[start]

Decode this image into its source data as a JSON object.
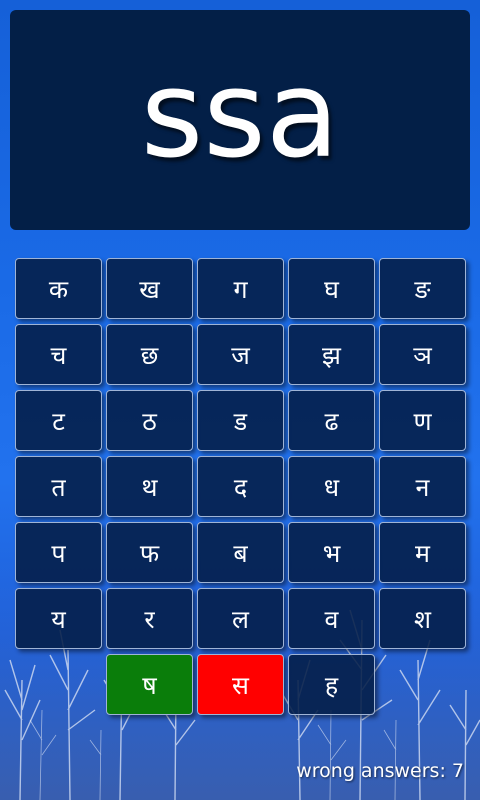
{
  "prompt": "ssa",
  "keys": [
    {
      "label": "क",
      "state": "normal"
    },
    {
      "label": "ख",
      "state": "normal"
    },
    {
      "label": "ग",
      "state": "normal"
    },
    {
      "label": "घ",
      "state": "normal"
    },
    {
      "label": "ङ",
      "state": "normal"
    },
    {
      "label": "च",
      "state": "normal"
    },
    {
      "label": "छ",
      "state": "normal"
    },
    {
      "label": "ज",
      "state": "normal"
    },
    {
      "label": "झ",
      "state": "normal"
    },
    {
      "label": "ञ",
      "state": "normal"
    },
    {
      "label": "ट",
      "state": "normal"
    },
    {
      "label": "ठ",
      "state": "normal"
    },
    {
      "label": "ड",
      "state": "normal"
    },
    {
      "label": "ढ",
      "state": "normal"
    },
    {
      "label": "ण",
      "state": "normal"
    },
    {
      "label": "त",
      "state": "normal"
    },
    {
      "label": "थ",
      "state": "normal"
    },
    {
      "label": "द",
      "state": "normal"
    },
    {
      "label": "ध",
      "state": "normal"
    },
    {
      "label": "न",
      "state": "normal"
    },
    {
      "label": "प",
      "state": "normal"
    },
    {
      "label": "फ",
      "state": "normal"
    },
    {
      "label": "ब",
      "state": "normal"
    },
    {
      "label": "भ",
      "state": "normal"
    },
    {
      "label": "म",
      "state": "normal"
    },
    {
      "label": "य",
      "state": "normal"
    },
    {
      "label": "र",
      "state": "normal"
    },
    {
      "label": "ल",
      "state": "normal"
    },
    {
      "label": "व",
      "state": "normal"
    },
    {
      "label": "श",
      "state": "normal"
    },
    {
      "label": "ष",
      "state": "correct"
    },
    {
      "label": "स",
      "state": "wrong"
    },
    {
      "label": "ह",
      "state": "normal"
    }
  ],
  "footer": {
    "wrong_answers_text": "wrong answers: 7"
  },
  "colors": {
    "correct": "#0a7d0a",
    "wrong": "#ff0000",
    "panel": "#031f47"
  }
}
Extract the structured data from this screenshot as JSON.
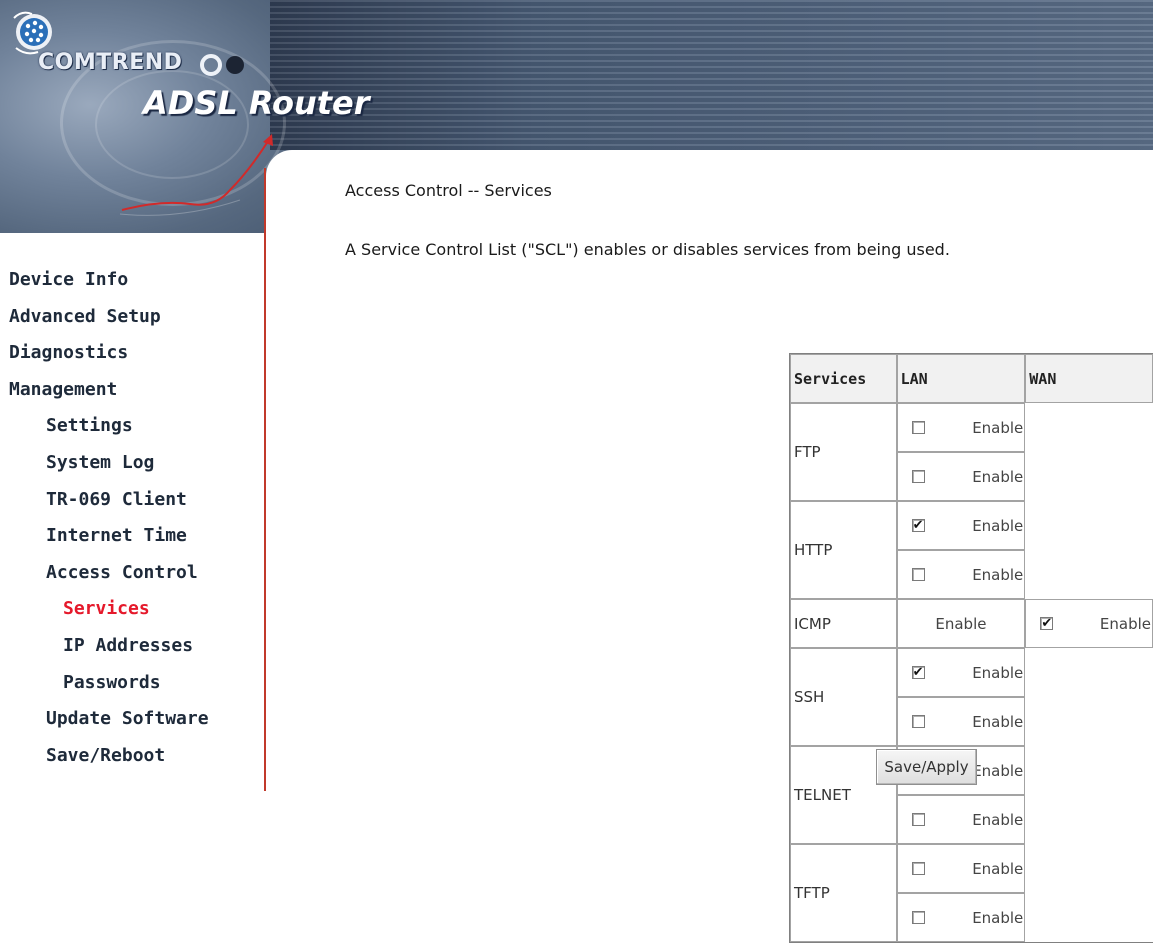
{
  "header": {
    "brand_name": "COMTREND",
    "product_title": "ADSL Router"
  },
  "sidebar": {
    "items": [
      {
        "label": "Device Info",
        "level": 0
      },
      {
        "label": "Advanced Setup",
        "level": 0
      },
      {
        "label": "Diagnostics",
        "level": 0
      },
      {
        "label": "Management",
        "level": 0
      },
      {
        "label": "Settings",
        "level": 1
      },
      {
        "label": "System Log",
        "level": 1
      },
      {
        "label": "TR-069 Client",
        "level": 1
      },
      {
        "label": "Internet Time",
        "level": 1
      },
      {
        "label": "Access Control",
        "level": 1
      },
      {
        "label": "Services",
        "level": 2,
        "active": true
      },
      {
        "label": "IP Addresses",
        "level": 2
      },
      {
        "label": "Passwords",
        "level": 2
      },
      {
        "label": "Update Software",
        "level": 1
      },
      {
        "label": "Save/Reboot",
        "level": 1
      }
    ],
    "active_color": "#e5192b"
  },
  "main": {
    "title": "Access Control -- Services",
    "description": "A Service Control List (\"SCL\") enables or disables services from being used.",
    "table": {
      "headers": [
        "Services",
        "LAN",
        "WAN"
      ],
      "rows": [
        {
          "service": "FTP",
          "lan": {
            "has_checkbox": true,
            "checked": false,
            "label": "Enable"
          },
          "wan": {
            "has_checkbox": true,
            "checked": false,
            "label": "Enable"
          }
        },
        {
          "service": "HTTP",
          "lan": {
            "has_checkbox": true,
            "checked": true,
            "label": "Enable"
          },
          "wan": {
            "has_checkbox": true,
            "checked": false,
            "label": "Enable"
          }
        },
        {
          "service": "ICMP",
          "lan": {
            "has_checkbox": false,
            "checked": false,
            "label": "Enable"
          },
          "wan": {
            "has_checkbox": true,
            "checked": true,
            "label": "Enable"
          }
        },
        {
          "service": "SSH",
          "lan": {
            "has_checkbox": true,
            "checked": true,
            "label": "Enable"
          },
          "wan": {
            "has_checkbox": true,
            "checked": false,
            "label": "Enable"
          }
        },
        {
          "service": "TELNET",
          "lan": {
            "has_checkbox": true,
            "checked": true,
            "label": "Enable"
          },
          "wan": {
            "has_checkbox": true,
            "checked": false,
            "label": "Enable"
          }
        },
        {
          "service": "TFTP",
          "lan": {
            "has_checkbox": true,
            "checked": false,
            "label": "Enable"
          },
          "wan": {
            "has_checkbox": true,
            "checked": false,
            "label": "Enable"
          }
        }
      ]
    },
    "save_label": "Save/Apply"
  }
}
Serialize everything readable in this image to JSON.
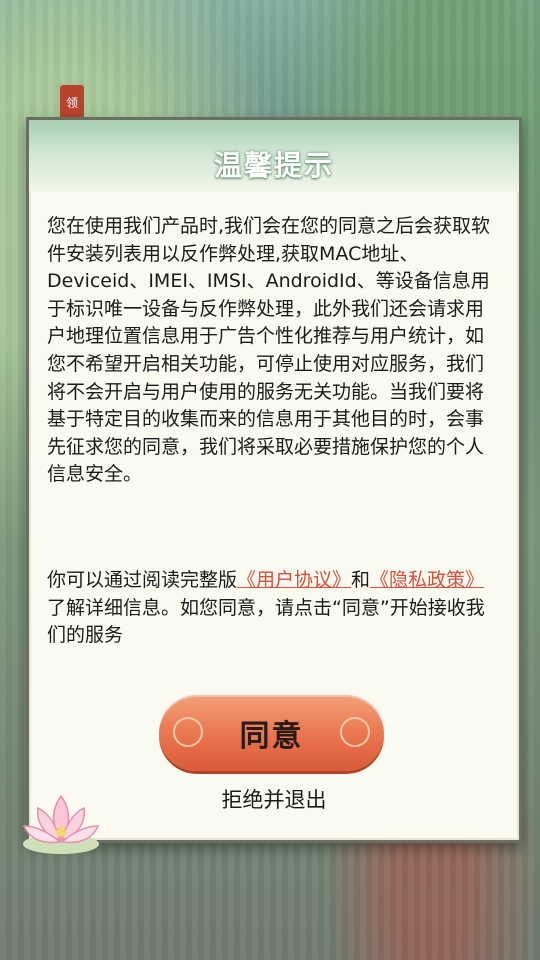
{
  "background": {
    "badge_text": "领"
  },
  "dialog": {
    "title": "温馨提示",
    "body": "您在使用我们产品时,我们会在您的同意之后会获取软件安装列表用以反作弊处理,获取MAC地址、Deviceid、IMEI、IMSI、AndroidId、等设备信息用于标识唯一设备与反作弊处理，此外我们还会请求用户地理位置信息用于广告个性化推荐与用户统计，如您不希望开启相关功能，可停止使用对应服务，我们将不会开启与用户使用的服务无关功能。当我们要将基于特定目的收集而来的信息用于其他目的时，会事先征求您的同意，我们将采取必要措施保护您的个人信息安全。",
    "policy": {
      "prefix": " 你可以通过阅读完整版",
      "user_agreement": "《用户协议》",
      "and": "和",
      "privacy_policy": "《隐私政策》",
      "suffix": "了解详细信息。如您同意，请点击“同意”开始接收我们的服务"
    },
    "agree_label": "同意",
    "reject_label": "拒绝并退出"
  },
  "colors": {
    "accent": "#e9744d",
    "link": "#d94f3a",
    "title": "#ffffff"
  }
}
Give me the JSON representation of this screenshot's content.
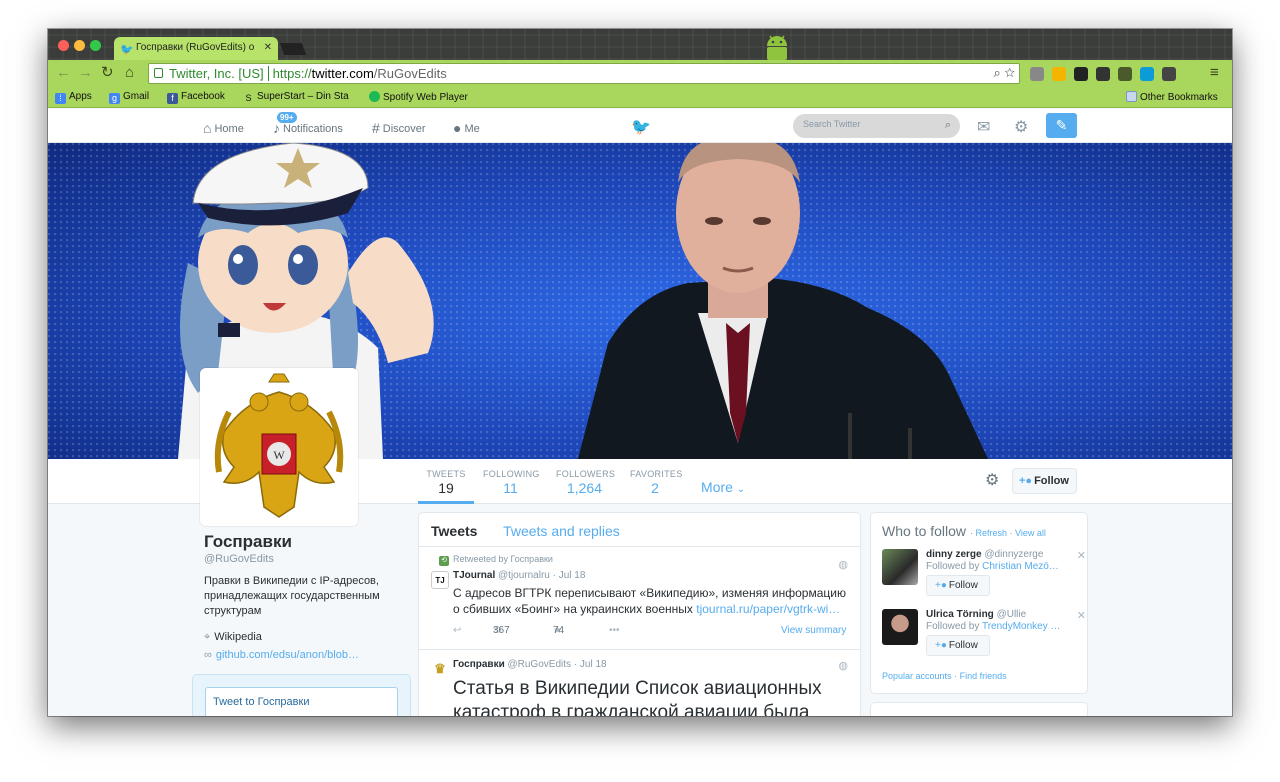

[end]

_Objective_
Find how many lines in the records contain the string "this", then give the number alone.

_Complete output_
4